_TASK PROMPT:_ Copy the data word for word, keeping every line.

## begin INPUT FOR THIS TASK

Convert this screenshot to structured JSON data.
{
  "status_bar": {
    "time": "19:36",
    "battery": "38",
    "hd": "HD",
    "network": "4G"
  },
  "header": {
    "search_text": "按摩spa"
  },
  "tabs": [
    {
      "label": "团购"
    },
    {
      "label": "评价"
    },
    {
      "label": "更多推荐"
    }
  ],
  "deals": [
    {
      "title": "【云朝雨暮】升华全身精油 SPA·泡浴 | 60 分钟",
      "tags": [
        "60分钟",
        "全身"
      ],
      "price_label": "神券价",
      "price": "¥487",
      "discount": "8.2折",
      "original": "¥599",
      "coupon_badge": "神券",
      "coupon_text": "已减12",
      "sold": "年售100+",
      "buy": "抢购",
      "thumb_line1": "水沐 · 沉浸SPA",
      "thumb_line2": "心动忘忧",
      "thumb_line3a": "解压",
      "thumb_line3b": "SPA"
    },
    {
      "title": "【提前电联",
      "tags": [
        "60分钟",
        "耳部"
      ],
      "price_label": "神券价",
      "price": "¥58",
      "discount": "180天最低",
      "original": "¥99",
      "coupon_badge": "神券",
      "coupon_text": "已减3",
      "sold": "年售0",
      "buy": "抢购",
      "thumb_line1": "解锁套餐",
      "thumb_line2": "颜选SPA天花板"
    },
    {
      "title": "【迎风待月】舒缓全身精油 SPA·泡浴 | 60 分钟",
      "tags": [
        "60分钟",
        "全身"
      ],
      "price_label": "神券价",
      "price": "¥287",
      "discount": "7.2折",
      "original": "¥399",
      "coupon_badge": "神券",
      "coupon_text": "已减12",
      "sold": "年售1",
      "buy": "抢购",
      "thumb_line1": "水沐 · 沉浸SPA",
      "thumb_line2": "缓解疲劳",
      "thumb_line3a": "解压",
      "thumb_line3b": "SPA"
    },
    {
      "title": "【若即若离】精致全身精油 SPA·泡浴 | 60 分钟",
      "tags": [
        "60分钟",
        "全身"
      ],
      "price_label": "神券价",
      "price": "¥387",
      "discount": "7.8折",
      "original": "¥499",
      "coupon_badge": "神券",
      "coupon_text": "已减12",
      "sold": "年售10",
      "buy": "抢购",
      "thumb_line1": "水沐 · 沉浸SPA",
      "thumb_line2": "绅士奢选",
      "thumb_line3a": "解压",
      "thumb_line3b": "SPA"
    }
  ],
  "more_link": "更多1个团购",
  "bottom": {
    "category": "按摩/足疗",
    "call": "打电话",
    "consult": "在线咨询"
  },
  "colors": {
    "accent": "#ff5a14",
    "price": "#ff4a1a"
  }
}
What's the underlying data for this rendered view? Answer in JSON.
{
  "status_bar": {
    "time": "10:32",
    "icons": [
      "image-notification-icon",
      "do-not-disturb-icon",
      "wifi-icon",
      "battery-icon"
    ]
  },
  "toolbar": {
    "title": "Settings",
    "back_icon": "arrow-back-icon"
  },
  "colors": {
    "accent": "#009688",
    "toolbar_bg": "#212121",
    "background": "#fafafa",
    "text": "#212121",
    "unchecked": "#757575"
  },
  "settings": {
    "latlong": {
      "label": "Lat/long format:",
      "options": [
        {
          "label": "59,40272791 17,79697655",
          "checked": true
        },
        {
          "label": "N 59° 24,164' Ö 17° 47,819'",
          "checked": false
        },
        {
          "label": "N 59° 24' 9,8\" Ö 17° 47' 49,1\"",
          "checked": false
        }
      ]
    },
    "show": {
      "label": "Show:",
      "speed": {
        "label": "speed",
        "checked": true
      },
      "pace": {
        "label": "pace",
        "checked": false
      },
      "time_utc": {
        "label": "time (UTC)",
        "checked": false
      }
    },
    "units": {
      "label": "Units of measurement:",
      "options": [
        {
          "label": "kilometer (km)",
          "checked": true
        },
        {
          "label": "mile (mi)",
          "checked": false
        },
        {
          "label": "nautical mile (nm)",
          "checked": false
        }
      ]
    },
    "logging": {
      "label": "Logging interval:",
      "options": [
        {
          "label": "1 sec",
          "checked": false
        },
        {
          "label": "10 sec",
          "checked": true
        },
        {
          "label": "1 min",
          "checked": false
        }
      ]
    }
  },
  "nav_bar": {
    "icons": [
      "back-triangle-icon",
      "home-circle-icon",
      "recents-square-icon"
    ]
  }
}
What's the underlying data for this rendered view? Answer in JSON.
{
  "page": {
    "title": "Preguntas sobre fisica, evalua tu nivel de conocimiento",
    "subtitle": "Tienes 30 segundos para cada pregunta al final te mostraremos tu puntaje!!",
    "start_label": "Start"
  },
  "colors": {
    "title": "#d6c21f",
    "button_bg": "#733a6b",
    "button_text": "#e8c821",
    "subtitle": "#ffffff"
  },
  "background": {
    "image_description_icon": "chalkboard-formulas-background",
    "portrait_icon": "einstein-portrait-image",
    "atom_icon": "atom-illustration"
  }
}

## end INPUT FOR THIS TASK

_ANSWER TO THE TASK:_
Convert this screenshot to structured JSON data.
{
  "status_bar": {
    "time": "19:36",
    "battery": "38",
    "hd": "HD",
    "network": "4G"
  },
  "header": {
    "search_text": "按摩spa"
  },
  "tabs": [
    {
      "label": "团购"
    },
    {
      "label": "评价"
    },
    {
      "label": "更多推荐"
    }
  ],
  "deals": [
    {
      "title": "【云朝雨暮】升华全身精油 SPA·泡浴 | 60 分钟",
      "tags": [
        "60分钟",
        "全身"
      ],
      "price_label": "神券价",
      "price": "¥487",
      "discount": "8.2折",
      "original": "¥599",
      "coupon_badge": "神券",
      "coupon_text": "已减12",
      "sold": "年售100+",
      "buy": "抢购",
      "thumb_line1": "水沐 · 沉浸SPA",
      "thumb_line2": "心动忘忧",
      "thumb_line3a": "解压",
      "thumb_line3b": "SPA"
    },
    {
      "title": "【提前电联",
      "tags": [
        "60分钟",
        "耳部"
      ],
      "price_label": "神券价",
      "price": "¥58",
      "discount": "180天最低",
      "original": "¥99",
      "coupon_badge": "神券",
      "coupon_text": "已减3",
      "sold": "年售0",
      "buy": "抢购",
      "thumb_line1": "解锁套餐",
      "thumb_line2": "颜选SPA天花板"
    },
    {
      "title": "【迎风待月】舒缓全身精油 SPA·泡浴 | 60 分钟",
      "tags": [
        "60分钟",
        "全身"
      ],
      "price_label": "神券价",
      "price": "¥287",
      "discount": "7.2折",
      "original": "¥399",
      "coupon_badge": "神券",
      "coupon_text": "已减12",
      "sold": "年售1",
      "buy": "抢购",
      "thumb_line1": "水沐 · 沉浸SPA",
      "thumb_line2": "缓解疲劳",
      "thumb_line3a": "解压",
      "thumb_line3b": "SPA"
    },
    {
      "title": "【若即若离】精致全身精油 SPA·泡浴 | 60 分钟",
      "tags": [
        "60分钟",
        "全身"
      ],
      "price_label": "神券价",
      "price": "¥387",
      "discount": "7.8折",
      "original": "¥499",
      "coupon_badge": "神券",
      "coupon_text": "已减12",
      "sold": "年售10",
      "buy": "抢购",
      "thumb_line1": "水沐 · 沉浸SPA",
      "thumb_line2": "绅士奢选",
      "thumb_line3a": "解压",
      "thumb_line3b": "SPA"
    }
  ],
  "more_link": "更多1个团购",
  "bottom": {
    "category": "按摩/足疗",
    "call": "打电话",
    "consult": "在线咨询"
  },
  "colors": {
    "accent": "#ff5a14",
    "price": "#ff4a1a"
  }
}
What's the underlying data for this rendered view? Answer in JSON.
{
  "status_bar": {
    "time": "10:32",
    "icons": [
      "image-notification-icon",
      "do-not-disturb-icon",
      "wifi-icon",
      "battery-icon"
    ]
  },
  "toolbar": {
    "title": "Settings",
    "back_icon": "arrow-back-icon"
  },
  "colors": {
    "accent": "#009688",
    "toolbar_bg": "#212121",
    "background": "#fafafa",
    "text": "#212121",
    "unchecked": "#757575"
  },
  "settings": {
    "latlong": {
      "label": "Lat/long format:",
      "options": [
        {
          "label": "59,40272791 17,79697655",
          "checked": true
        },
        {
          "label": "N 59° 24,164' Ö 17° 47,819'",
          "checked": false
        },
        {
          "label": "N 59° 24' 9,8\" Ö 17° 47' 49,1\"",
          "checked": false
        }
      ]
    },
    "show": {
      "label": "Show:",
      "speed": {
        "label": "speed",
        "checked": true
      },
      "pace": {
        "label": "pace",
        "checked": false
      },
      "time_utc": {
        "label": "time (UTC)",
        "checked": false
      }
    },
    "units": {
      "label": "Units of measurement:",
      "options": [
        {
          "label": "kilometer (km)",
          "checked": true
        },
        {
          "label": "mile (mi)",
          "checked": false
        },
        {
          "label": "nautical mile (nm)",
          "checked": false
        }
      ]
    },
    "logging": {
      "label": "Logging interval:",
      "options": [
        {
          "label": "1 sec",
          "checked": false
        },
        {
          "label": "10 sec",
          "checked": true
        },
        {
          "label": "1 min",
          "checked": false
        }
      ]
    }
  },
  "nav_bar": {
    "icons": [
      "back-triangle-icon",
      "home-circle-icon",
      "recents-square-icon"
    ]
  }
}
What's the underlying data for this rendered view? Answer in JSON.
{
  "page": {
    "title": "Preguntas sobre fisica, evalua tu nivel de conocimiento",
    "subtitle": "Tienes 30 segundos para cada pregunta al final te mostraremos tu puntaje!!",
    "start_label": "Start"
  },
  "colors": {
    "title": "#d6c21f",
    "button_bg": "#733a6b",
    "button_text": "#e8c821",
    "subtitle": "#ffffff"
  },
  "background": {
    "image_description_icon": "chalkboard-formulas-background",
    "portrait_icon": "einstein-portrait-image",
    "atom_icon": "atom-illustration"
  }
}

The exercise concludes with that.